## EXERCISE TASK
Each entry below should be written out exactly as it is, with no pictures.

── RECORDS SHOWN ──

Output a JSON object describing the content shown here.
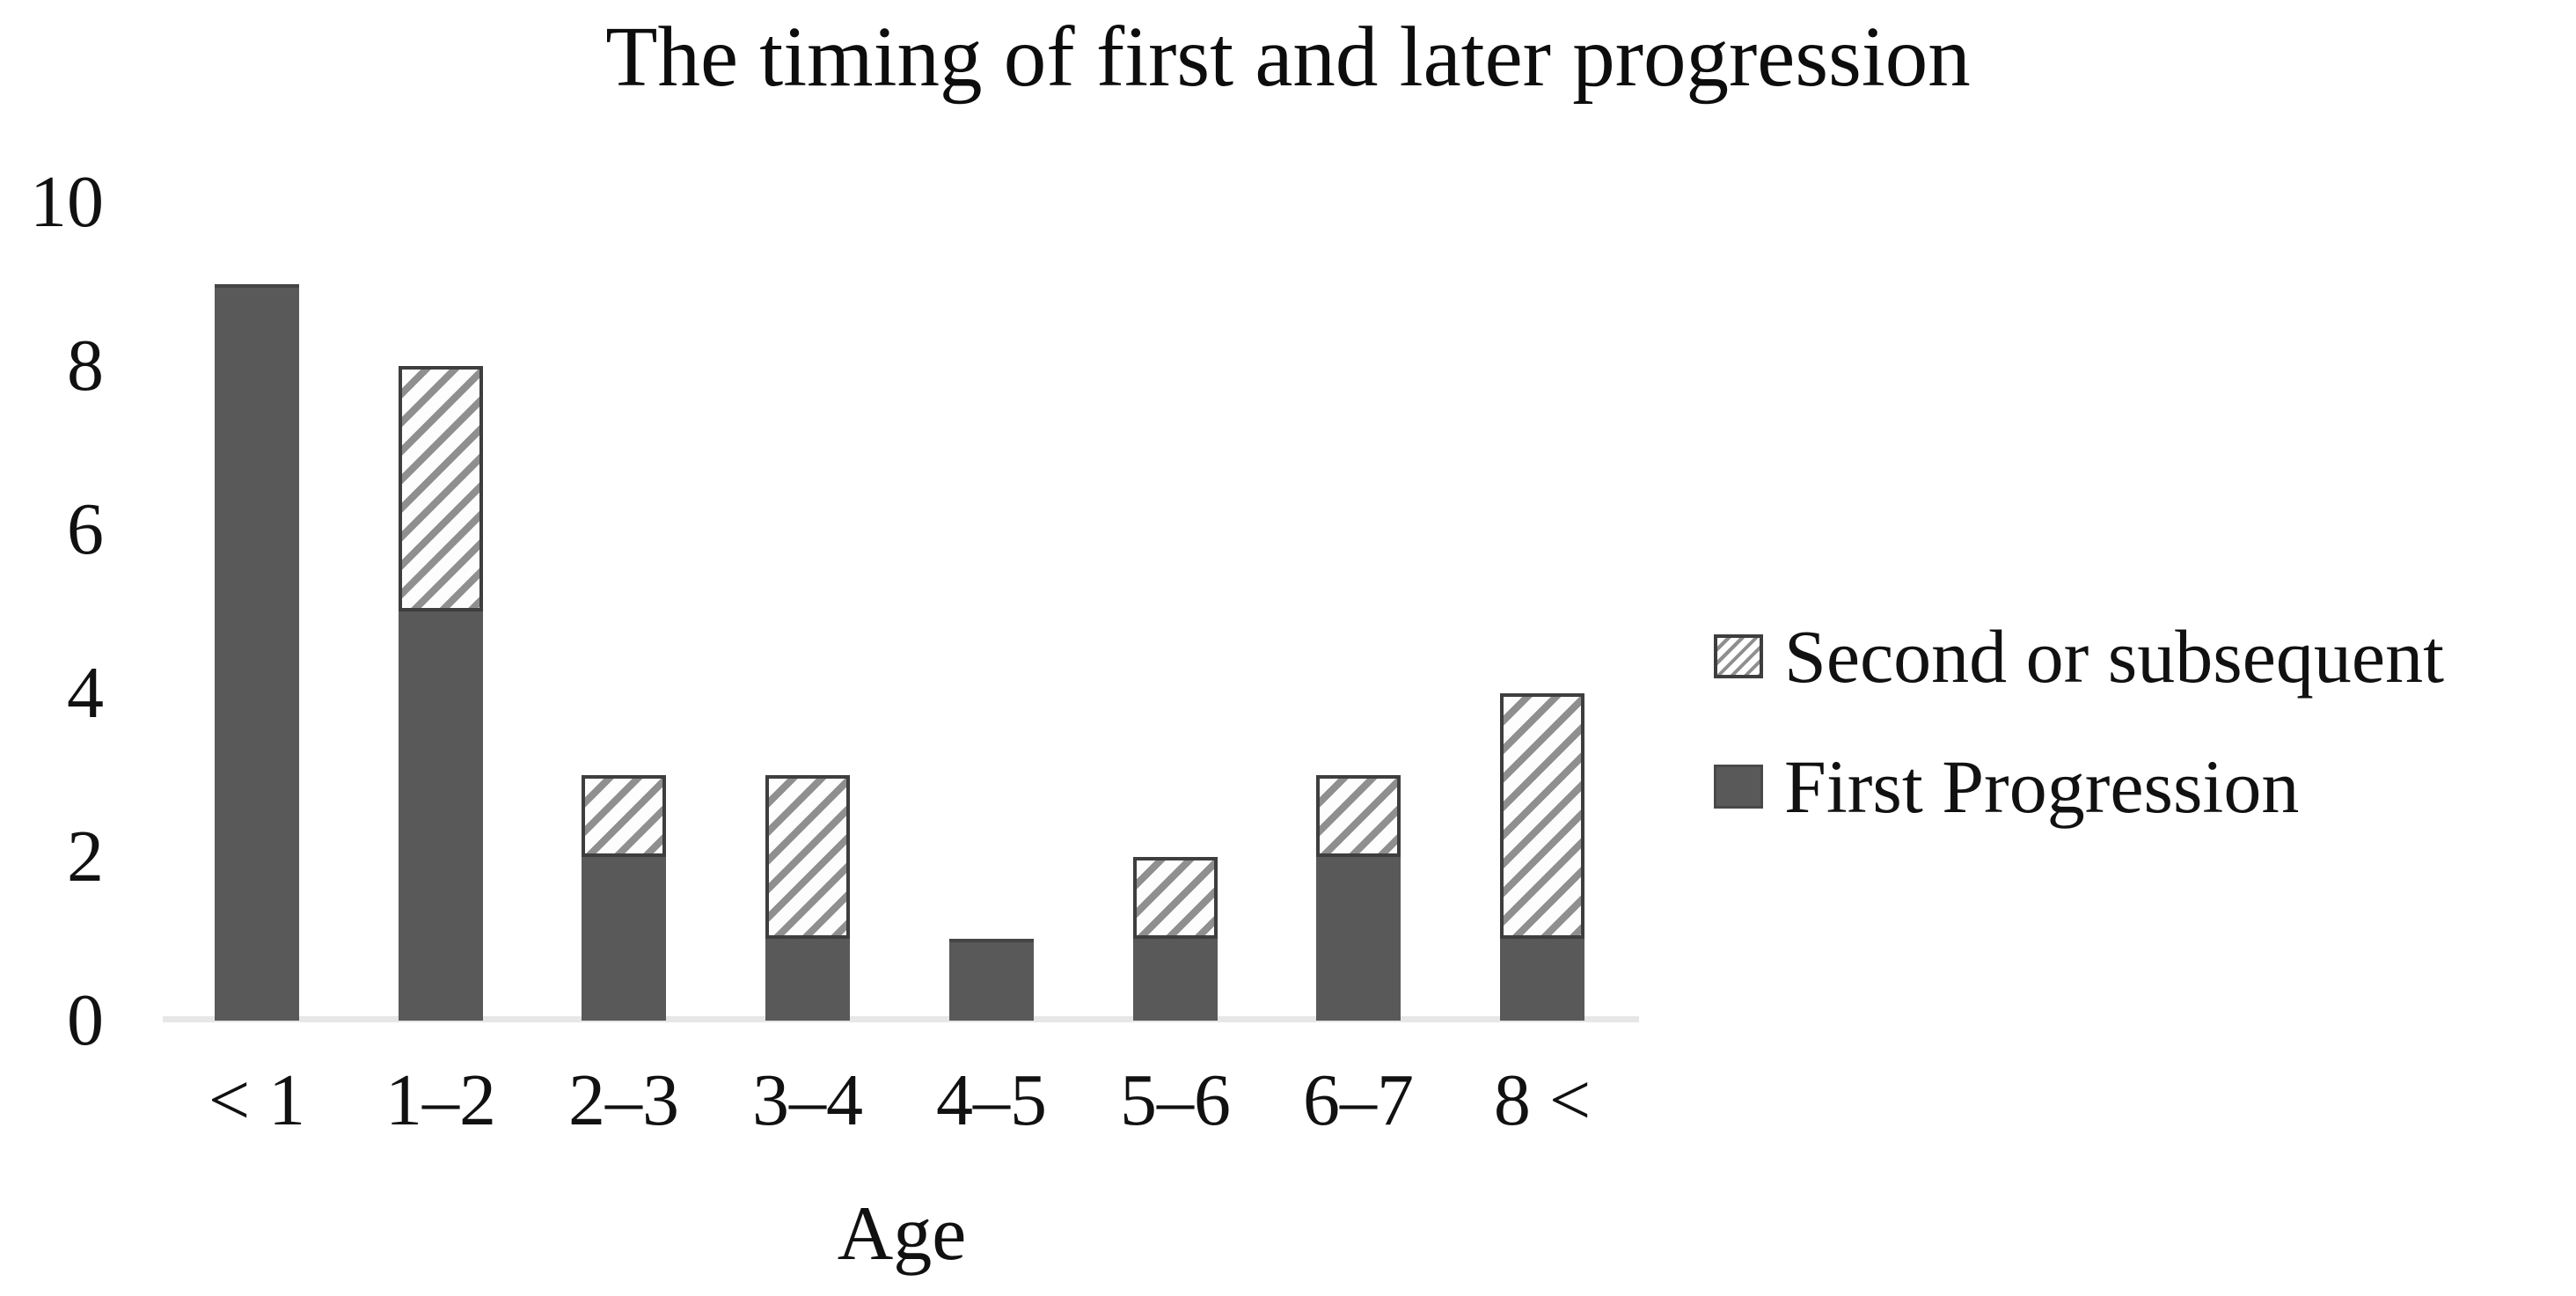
{
  "chart_data": {
    "type": "bar",
    "stacked": true,
    "title": "The timing of first and later progression",
    "xlabel": "Age",
    "ylabel": "",
    "categories": [
      "< 1",
      "1–2",
      "2–3",
      "3–4",
      "4–5",
      "5–6",
      "6–7",
      "8 <"
    ],
    "series": [
      {
        "name": "First Progression",
        "values": [
          9,
          5,
          2,
          1,
          1,
          1,
          2,
          1
        ],
        "pattern": "solid",
        "color": "#595959"
      },
      {
        "name": "Second or subsequent",
        "values": [
          0,
          3,
          1,
          2,
          0,
          1,
          1,
          3
        ],
        "pattern": "diagonal-hatch",
        "color": "#ffffff"
      }
    ],
    "totals": [
      9,
      8,
      3,
      3,
      1,
      2,
      3,
      4
    ],
    "ylim": [
      0,
      10
    ],
    "yticks": [
      0,
      2,
      4,
      6,
      8,
      10
    ],
    "grid": false,
    "legend_position": "right",
    "legend": [
      {
        "label": "Second or subsequent",
        "pattern": "diagonal-hatch"
      },
      {
        "label": "First Progression",
        "pattern": "solid"
      }
    ]
  }
}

───

## THE RESULT
Output a JSON object describing the content shown here.
{
  "chart_data": {
    "type": "bar",
    "stacked": true,
    "title": "The timing of first and later progression",
    "xlabel": "Age",
    "ylabel": "",
    "categories": [
      "< 1",
      "1–2",
      "2–3",
      "3–4",
      "4–5",
      "5–6",
      "6–7",
      "8 <"
    ],
    "series": [
      {
        "name": "First Progression",
        "values": [
          9,
          5,
          2,
          1,
          1,
          1,
          2,
          1
        ],
        "pattern": "solid",
        "color": "#595959"
      },
      {
        "name": "Second or subsequent",
        "values": [
          0,
          3,
          1,
          2,
          0,
          1,
          1,
          3
        ],
        "pattern": "diagonal-hatch",
        "color": "#ffffff"
      }
    ],
    "totals": [
      9,
      8,
      3,
      3,
      1,
      2,
      3,
      4
    ],
    "ylim": [
      0,
      10
    ],
    "yticks": [
      0,
      2,
      4,
      6,
      8,
      10
    ],
    "grid": false,
    "legend_position": "right",
    "legend": [
      {
        "label": "Second or subsequent",
        "pattern": "diagonal-hatch"
      },
      {
        "label": "First Progression",
        "pattern": "solid"
      }
    ]
  }
}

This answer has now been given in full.